▸ Task prompt
Repeat the records below exactly, leaving out any pictures.

▸ Record list
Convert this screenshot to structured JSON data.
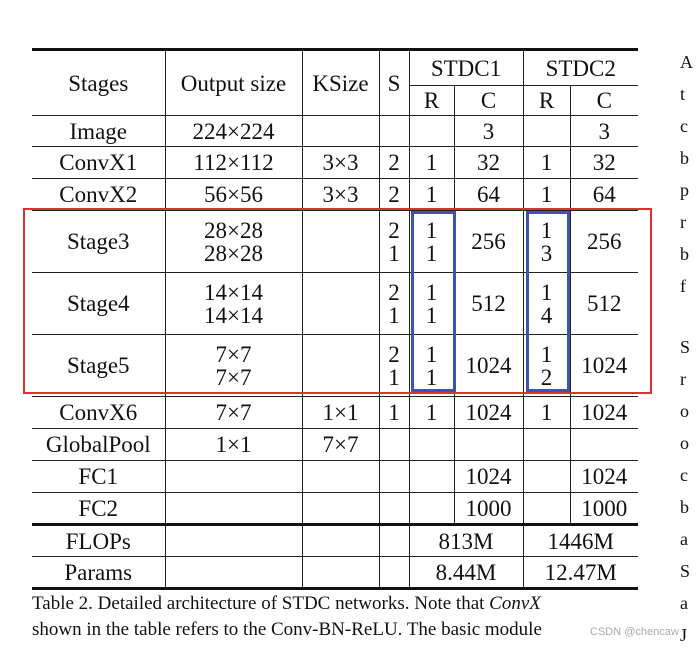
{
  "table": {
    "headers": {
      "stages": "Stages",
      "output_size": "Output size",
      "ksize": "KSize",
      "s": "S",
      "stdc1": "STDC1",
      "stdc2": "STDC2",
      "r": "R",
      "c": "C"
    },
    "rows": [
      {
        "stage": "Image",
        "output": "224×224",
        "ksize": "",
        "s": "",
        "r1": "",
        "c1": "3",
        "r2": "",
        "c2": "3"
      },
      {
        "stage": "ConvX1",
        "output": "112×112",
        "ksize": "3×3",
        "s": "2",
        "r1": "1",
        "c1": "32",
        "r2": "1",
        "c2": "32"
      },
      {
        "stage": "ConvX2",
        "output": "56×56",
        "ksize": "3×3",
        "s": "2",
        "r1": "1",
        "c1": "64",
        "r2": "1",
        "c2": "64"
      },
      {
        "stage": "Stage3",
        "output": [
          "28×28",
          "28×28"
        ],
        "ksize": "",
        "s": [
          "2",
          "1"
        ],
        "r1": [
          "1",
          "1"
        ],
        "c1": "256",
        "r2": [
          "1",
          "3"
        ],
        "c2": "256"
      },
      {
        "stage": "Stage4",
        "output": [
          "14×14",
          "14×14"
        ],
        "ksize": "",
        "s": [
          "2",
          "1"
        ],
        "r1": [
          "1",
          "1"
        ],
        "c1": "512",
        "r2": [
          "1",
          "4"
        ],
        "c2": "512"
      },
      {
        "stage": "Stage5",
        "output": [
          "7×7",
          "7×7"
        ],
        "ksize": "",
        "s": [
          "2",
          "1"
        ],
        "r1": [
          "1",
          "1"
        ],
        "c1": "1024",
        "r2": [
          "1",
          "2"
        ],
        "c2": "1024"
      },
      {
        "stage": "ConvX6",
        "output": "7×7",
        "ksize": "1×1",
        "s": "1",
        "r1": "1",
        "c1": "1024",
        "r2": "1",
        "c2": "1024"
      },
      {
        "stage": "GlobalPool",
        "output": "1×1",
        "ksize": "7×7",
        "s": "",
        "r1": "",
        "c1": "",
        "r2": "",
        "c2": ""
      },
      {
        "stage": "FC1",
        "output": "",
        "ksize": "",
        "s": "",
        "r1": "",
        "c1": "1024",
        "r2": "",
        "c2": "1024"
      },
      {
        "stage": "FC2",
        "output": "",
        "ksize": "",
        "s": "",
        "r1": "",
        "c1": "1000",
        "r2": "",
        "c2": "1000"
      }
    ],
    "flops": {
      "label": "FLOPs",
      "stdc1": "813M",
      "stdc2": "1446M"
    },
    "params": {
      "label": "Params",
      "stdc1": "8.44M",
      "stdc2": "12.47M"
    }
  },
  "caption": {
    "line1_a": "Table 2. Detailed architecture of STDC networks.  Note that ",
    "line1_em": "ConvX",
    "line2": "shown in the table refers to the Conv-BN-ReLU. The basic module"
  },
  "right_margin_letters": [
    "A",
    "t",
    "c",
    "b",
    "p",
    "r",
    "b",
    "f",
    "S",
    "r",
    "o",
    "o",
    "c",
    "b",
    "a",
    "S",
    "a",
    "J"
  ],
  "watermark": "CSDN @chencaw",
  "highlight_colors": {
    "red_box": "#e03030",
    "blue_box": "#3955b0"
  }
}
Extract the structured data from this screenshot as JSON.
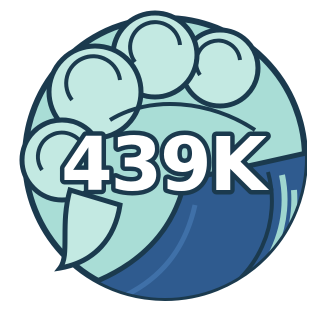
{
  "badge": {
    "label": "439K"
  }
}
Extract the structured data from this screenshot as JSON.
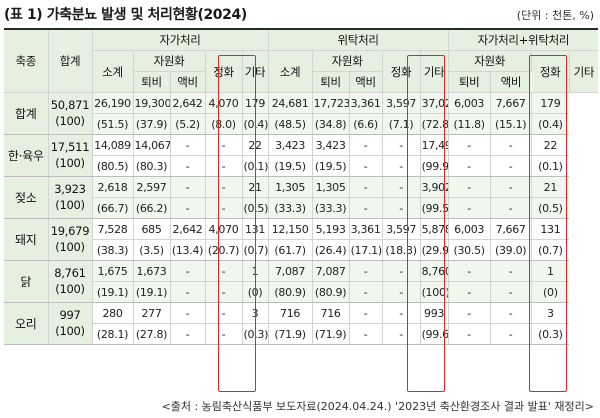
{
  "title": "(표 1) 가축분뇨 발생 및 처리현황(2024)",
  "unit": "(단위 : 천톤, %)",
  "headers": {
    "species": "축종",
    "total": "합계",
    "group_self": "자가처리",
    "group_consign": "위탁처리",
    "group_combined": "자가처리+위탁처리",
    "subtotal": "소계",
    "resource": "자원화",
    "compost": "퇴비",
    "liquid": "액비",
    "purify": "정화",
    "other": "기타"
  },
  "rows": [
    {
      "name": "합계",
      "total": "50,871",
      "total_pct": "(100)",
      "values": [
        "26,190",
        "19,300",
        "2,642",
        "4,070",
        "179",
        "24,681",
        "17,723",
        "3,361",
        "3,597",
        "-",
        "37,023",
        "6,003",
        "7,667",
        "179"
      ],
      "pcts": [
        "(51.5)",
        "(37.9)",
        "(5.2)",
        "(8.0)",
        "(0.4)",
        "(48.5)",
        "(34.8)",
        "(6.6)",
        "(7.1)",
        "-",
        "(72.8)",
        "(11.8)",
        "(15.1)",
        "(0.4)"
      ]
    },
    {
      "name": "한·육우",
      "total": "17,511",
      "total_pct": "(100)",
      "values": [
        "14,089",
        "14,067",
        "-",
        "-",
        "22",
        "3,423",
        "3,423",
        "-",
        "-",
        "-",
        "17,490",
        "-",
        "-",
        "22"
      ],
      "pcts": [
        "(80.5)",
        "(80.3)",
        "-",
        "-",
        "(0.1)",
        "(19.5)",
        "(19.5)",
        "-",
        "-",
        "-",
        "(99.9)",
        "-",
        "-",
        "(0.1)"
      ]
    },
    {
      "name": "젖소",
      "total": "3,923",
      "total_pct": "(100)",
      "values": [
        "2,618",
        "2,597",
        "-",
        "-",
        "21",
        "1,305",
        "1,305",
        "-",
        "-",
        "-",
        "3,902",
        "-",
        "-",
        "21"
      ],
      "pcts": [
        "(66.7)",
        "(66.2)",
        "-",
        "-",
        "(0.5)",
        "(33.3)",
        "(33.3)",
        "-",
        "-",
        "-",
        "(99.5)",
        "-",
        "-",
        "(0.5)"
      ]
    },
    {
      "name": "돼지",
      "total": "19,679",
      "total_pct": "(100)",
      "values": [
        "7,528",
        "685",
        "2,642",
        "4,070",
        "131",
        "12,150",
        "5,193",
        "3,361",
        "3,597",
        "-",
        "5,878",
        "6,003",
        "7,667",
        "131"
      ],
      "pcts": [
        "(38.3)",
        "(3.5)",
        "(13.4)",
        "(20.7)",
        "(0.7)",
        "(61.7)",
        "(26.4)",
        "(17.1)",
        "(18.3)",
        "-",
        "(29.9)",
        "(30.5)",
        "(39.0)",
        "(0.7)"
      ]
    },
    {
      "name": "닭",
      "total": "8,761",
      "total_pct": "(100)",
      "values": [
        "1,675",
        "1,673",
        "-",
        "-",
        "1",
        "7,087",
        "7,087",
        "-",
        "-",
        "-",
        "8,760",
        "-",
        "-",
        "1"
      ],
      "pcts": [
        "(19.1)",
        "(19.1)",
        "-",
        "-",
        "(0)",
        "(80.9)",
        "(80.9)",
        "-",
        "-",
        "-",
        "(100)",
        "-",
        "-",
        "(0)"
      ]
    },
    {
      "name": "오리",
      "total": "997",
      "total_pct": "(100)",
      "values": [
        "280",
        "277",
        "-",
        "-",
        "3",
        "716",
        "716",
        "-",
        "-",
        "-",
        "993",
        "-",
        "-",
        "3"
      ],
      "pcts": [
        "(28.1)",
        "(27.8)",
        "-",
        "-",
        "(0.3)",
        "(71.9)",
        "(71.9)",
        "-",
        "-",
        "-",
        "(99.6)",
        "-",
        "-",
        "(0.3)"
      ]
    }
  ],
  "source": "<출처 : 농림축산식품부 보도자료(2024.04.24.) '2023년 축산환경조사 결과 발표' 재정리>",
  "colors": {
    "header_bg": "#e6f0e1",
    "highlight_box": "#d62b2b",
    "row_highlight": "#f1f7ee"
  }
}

▸ Output for this task
Convert this screenshot to structured JSON data.
{
  "table": {
    "headers": {
      "stages": "Stages",
      "output_size": "Output size",
      "ksize": "KSize",
      "s": "S",
      "stdc1": "STDC1",
      "stdc2": "STDC2",
      "r": "R",
      "c": "C"
    },
    "rows": [
      {
        "stage": "Image",
        "output": "224×224",
        "ksize": "",
        "s": "",
        "r1": "",
        "c1": "3",
        "r2": "",
        "c2": "3"
      },
      {
        "stage": "ConvX1",
        "output": "112×112",
        "ksize": "3×3",
        "s": "2",
        "r1": "1",
        "c1": "32",
        "r2": "1",
        "c2": "32"
      },
      {
        "stage": "ConvX2",
        "output": "56×56",
        "ksize": "3×3",
        "s": "2",
        "r1": "1",
        "c1": "64",
        "r2": "1",
        "c2": "64"
      },
      {
        "stage": "Stage3",
        "output": [
          "28×28",
          "28×28"
        ],
        "ksize": "",
        "s": [
          "2",
          "1"
        ],
        "r1": [
          "1",
          "1"
        ],
        "c1": "256",
        "r2": [
          "1",
          "3"
        ],
        "c2": "256"
      },
      {
        "stage": "Stage4",
        "output": [
          "14×14",
          "14×14"
        ],
        "ksize": "",
        "s": [
          "2",
          "1"
        ],
        "r1": [
          "1",
          "1"
        ],
        "c1": "512",
        "r2": [
          "1",
          "4"
        ],
        "c2": "512"
      },
      {
        "stage": "Stage5",
        "output": [
          "7×7",
          "7×7"
        ],
        "ksize": "",
        "s": [
          "2",
          "1"
        ],
        "r1": [
          "1",
          "1"
        ],
        "c1": "1024",
        "r2": [
          "1",
          "2"
        ],
        "c2": "1024"
      },
      {
        "stage": "ConvX6",
        "output": "7×7",
        "ksize": "1×1",
        "s": "1",
        "r1": "1",
        "c1": "1024",
        "r2": "1",
        "c2": "1024"
      },
      {
        "stage": "GlobalPool",
        "output": "1×1",
        "ksize": "7×7",
        "s": "",
        "r1": "",
        "c1": "",
        "r2": "",
        "c2": ""
      },
      {
        "stage": "FC1",
        "output": "",
        "ksize": "",
        "s": "",
        "r1": "",
        "c1": "1024",
        "r2": "",
        "c2": "1024"
      },
      {
        "stage": "FC2",
        "output": "",
        "ksize": "",
        "s": "",
        "r1": "",
        "c1": "1000",
        "r2": "",
        "c2": "1000"
      }
    ],
    "flops": {
      "label": "FLOPs",
      "stdc1": "813M",
      "stdc2": "1446M"
    },
    "params": {
      "label": "Params",
      "stdc1": "8.44M",
      "stdc2": "12.47M"
    }
  },
  "caption": {
    "line1_a": "Table 2. Detailed architecture of STDC networks.  Note that ",
    "line1_em": "ConvX",
    "line2": "shown in the table refers to the Conv-BN-ReLU. The basic module"
  },
  "right_margin_letters": [
    "A",
    "t",
    "c",
    "b",
    "p",
    "r",
    "b",
    "f",
    "S",
    "r",
    "o",
    "o",
    "c",
    "b",
    "a",
    "S",
    "a",
    "J"
  ],
  "watermark": "CSDN @chencaw",
  "highlight_colors": {
    "red_box": "#e03030",
    "blue_box": "#3955b0"
  }
}
Extract the structured data from this screenshot as JSON.
{
  "badge": {
    "label": "439K"
  }
}
Extract the structured data from this screenshot as JSON.
{
  "title": "(표 1) 가축분뇨 발생 및 처리현황(2024)",
  "unit": "(단위 : 천톤, %)",
  "headers": {
    "species": "축종",
    "total": "합계",
    "group_self": "자가처리",
    "group_consign": "위탁처리",
    "group_combined": "자가처리+위탁처리",
    "subtotal": "소계",
    "resource": "자원화",
    "compost": "퇴비",
    "liquid": "액비",
    "purify": "정화",
    "other": "기타"
  },
  "rows": [
    {
      "name": "합계",
      "total": "50,871",
      "total_pct": "(100)",
      "values": [
        "26,190",
        "19,300",
        "2,642",
        "4,070",
        "179",
        "24,681",
        "17,723",
        "3,361",
        "3,597",
        "-",
        "37,023",
        "6,003",
        "7,667",
        "179"
      ],
      "pcts": [
        "(51.5)",
        "(37.9)",
        "(5.2)",
        "(8.0)",
        "(0.4)",
        "(48.5)",
        "(34.8)",
        "(6.6)",
        "(7.1)",
        "-",
        "(72.8)",
        "(11.8)",
        "(15.1)",
        "(0.4)"
      ]
    },
    {
      "name": "한·육우",
      "total": "17,511",
      "total_pct": "(100)",
      "values": [
        "14,089",
        "14,067",
        "-",
        "-",
        "22",
        "3,423",
        "3,423",
        "-",
        "-",
        "-",
        "17,490",
        "-",
        "-",
        "22"
      ],
      "pcts": [
        "(80.5)",
        "(80.3)",
        "-",
        "-",
        "(0.1)",
        "(19.5)",
        "(19.5)",
        "-",
        "-",
        "-",
        "(99.9)",
        "-",
        "-",
        "(0.1)"
      ]
    },
    {
      "name": "젖소",
      "total": "3,923",
      "total_pct": "(100)",
      "values": [
        "2,618",
        "2,597",
        "-",
        "-",
        "21",
        "1,305",
        "1,305",
        "-",
        "-",
        "-",
        "3,902",
        "-",
        "-",
        "21"
      ],
      "pcts": [
        "(66.7)",
        "(66.2)",
        "-",
        "-",
        "(0.5)",
        "(33.3)",
        "(33.3)",
        "-",
        "-",
        "-",
        "(99.5)",
        "-",
        "-",
        "(0.5)"
      ]
    },
    {
      "name": "돼지",
      "total": "19,679",
      "total_pct": "(100)",
      "values": [
        "7,528",
        "685",
        "2,642",
        "4,070",
        "131",
        "12,150",
        "5,193",
        "3,361",
        "3,597",
        "-",
        "5,878",
        "6,003",
        "7,667",
        "131"
      ],
      "pcts": [
        "(38.3)",
        "(3.5)",
        "(13.4)",
        "(20.7)",
        "(0.7)",
        "(61.7)",
        "(26.4)",
        "(17.1)",
        "(18.3)",
        "-",
        "(29.9)",
        "(30.5)",
        "(39.0)",
        "(0.7)"
      ]
    },
    {
      "name": "닭",
      "total": "8,761",
      "total_pct": "(100)",
      "values": [
        "1,675",
        "1,673",
        "-",
        "-",
        "1",
        "7,087",
        "7,087",
        "-",
        "-",
        "-",
        "8,760",
        "-",
        "-",
        "1"
      ],
      "pcts": [
        "(19.1)",
        "(19.1)",
        "-",
        "-",
        "(0)",
        "(80.9)",
        "(80.9)",
        "-",
        "-",
        "-",
        "(100)",
        "-",
        "-",
        "(0)"
      ]
    },
    {
      "name": "오리",
      "total": "997",
      "total_pct": "(100)",
      "values": [
        "280",
        "277",
        "-",
        "-",
        "3",
        "716",
        "716",
        "-",
        "-",
        "-",
        "993",
        "-",
        "-",
        "3"
      ],
      "pcts": [
        "(28.1)",
        "(27.8)",
        "-",
        "-",
        "(0.3)",
        "(71.9)",
        "(71.9)",
        "-",
        "-",
        "-",
        "(99.6)",
        "-",
        "-",
        "(0.3)"
      ]
    }
  ],
  "source": "<출처 : 농림축산식품부 보도자료(2024.04.24.) '2023년 축산환경조사 결과 발표' 재정리>",
  "colors": {
    "header_bg": "#e6f0e1",
    "highlight_box": "#d62b2b",
    "row_highlight": "#f1f7ee"
  }
}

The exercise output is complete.